▶

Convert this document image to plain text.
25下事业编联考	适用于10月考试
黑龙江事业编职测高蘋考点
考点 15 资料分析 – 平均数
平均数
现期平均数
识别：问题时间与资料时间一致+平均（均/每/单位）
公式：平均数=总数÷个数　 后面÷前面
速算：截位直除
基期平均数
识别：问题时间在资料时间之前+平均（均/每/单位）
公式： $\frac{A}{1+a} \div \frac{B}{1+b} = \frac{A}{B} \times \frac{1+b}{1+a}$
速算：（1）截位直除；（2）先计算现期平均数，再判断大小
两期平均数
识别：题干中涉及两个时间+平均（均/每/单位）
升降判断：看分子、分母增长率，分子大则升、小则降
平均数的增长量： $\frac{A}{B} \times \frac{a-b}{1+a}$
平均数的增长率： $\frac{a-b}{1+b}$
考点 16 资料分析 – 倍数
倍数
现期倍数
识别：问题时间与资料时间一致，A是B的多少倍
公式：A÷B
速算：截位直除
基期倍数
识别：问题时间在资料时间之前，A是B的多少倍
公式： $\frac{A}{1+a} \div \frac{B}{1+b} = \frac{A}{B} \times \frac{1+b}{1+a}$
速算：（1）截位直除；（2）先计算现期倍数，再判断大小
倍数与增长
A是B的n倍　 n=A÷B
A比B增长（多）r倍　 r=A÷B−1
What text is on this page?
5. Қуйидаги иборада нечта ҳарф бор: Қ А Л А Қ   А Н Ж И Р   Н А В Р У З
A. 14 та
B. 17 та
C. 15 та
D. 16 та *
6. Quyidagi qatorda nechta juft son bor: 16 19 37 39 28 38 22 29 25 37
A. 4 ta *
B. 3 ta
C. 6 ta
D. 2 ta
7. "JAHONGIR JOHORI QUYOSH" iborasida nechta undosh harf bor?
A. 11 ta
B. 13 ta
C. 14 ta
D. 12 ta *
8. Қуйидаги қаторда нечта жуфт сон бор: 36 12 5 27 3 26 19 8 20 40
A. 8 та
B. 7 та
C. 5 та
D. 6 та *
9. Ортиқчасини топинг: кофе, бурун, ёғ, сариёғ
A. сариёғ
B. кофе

◀

◆ **Aim**:
Scan the material and collect every line that contains "text".

◆ **Result for this exercise**:
Convert this document image to plain text.
What text is on this page?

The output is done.